◆ **To be done**:
Transcribe the records below exactly as they appear.

◆ **Given records**:
>>>
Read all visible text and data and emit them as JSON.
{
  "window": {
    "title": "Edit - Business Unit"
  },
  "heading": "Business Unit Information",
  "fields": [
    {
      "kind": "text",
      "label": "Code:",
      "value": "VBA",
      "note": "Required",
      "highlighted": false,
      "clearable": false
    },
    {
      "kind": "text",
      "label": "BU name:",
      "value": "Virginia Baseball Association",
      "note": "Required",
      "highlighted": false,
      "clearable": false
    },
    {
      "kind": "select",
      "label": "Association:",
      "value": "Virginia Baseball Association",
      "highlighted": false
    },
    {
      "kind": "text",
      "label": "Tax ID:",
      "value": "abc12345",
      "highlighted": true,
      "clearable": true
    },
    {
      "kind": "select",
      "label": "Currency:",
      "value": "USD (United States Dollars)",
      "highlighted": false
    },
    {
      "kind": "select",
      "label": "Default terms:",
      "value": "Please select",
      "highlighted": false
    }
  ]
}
<<<
◆ **Task response**:
Read all visible text and data and emit them as JSON.
{
  "window": {
    "title": "Edit - Business Unit"
  },
  "heading": "Business Unit Information",
  "fields": [
    {
      "kind": "text",
      "label": "Code:",
      "value": "VBA",
      "note": "Required",
      "highlighted": false,
      "clearable": false
    },
    {
      "kind": "text",
      "label": "BU name:",
      "value": "Virginia Baseball Association",
      "note": "Required",
      "highlighted": false,
      "clearable": false
    },
    {
      "kind": "select",
      "label": "Association:",
      "value": "Virginia Baseball Association",
      "highlighted": false
    },
    {
      "kind": "text",
      "label": "Tax ID:",
      "value": "abc12345",
      "highlighted": true,
      "clearable": true
    },
    {
      "kind": "select",
      "label": "Currency:",
      "value": "USD (United States Dollars)",
      "highlighted": false
    },
    {
      "kind": "select",
      "label": "Default terms:",
      "value": "Please select",
      "highlighted": false
    }
  ]
}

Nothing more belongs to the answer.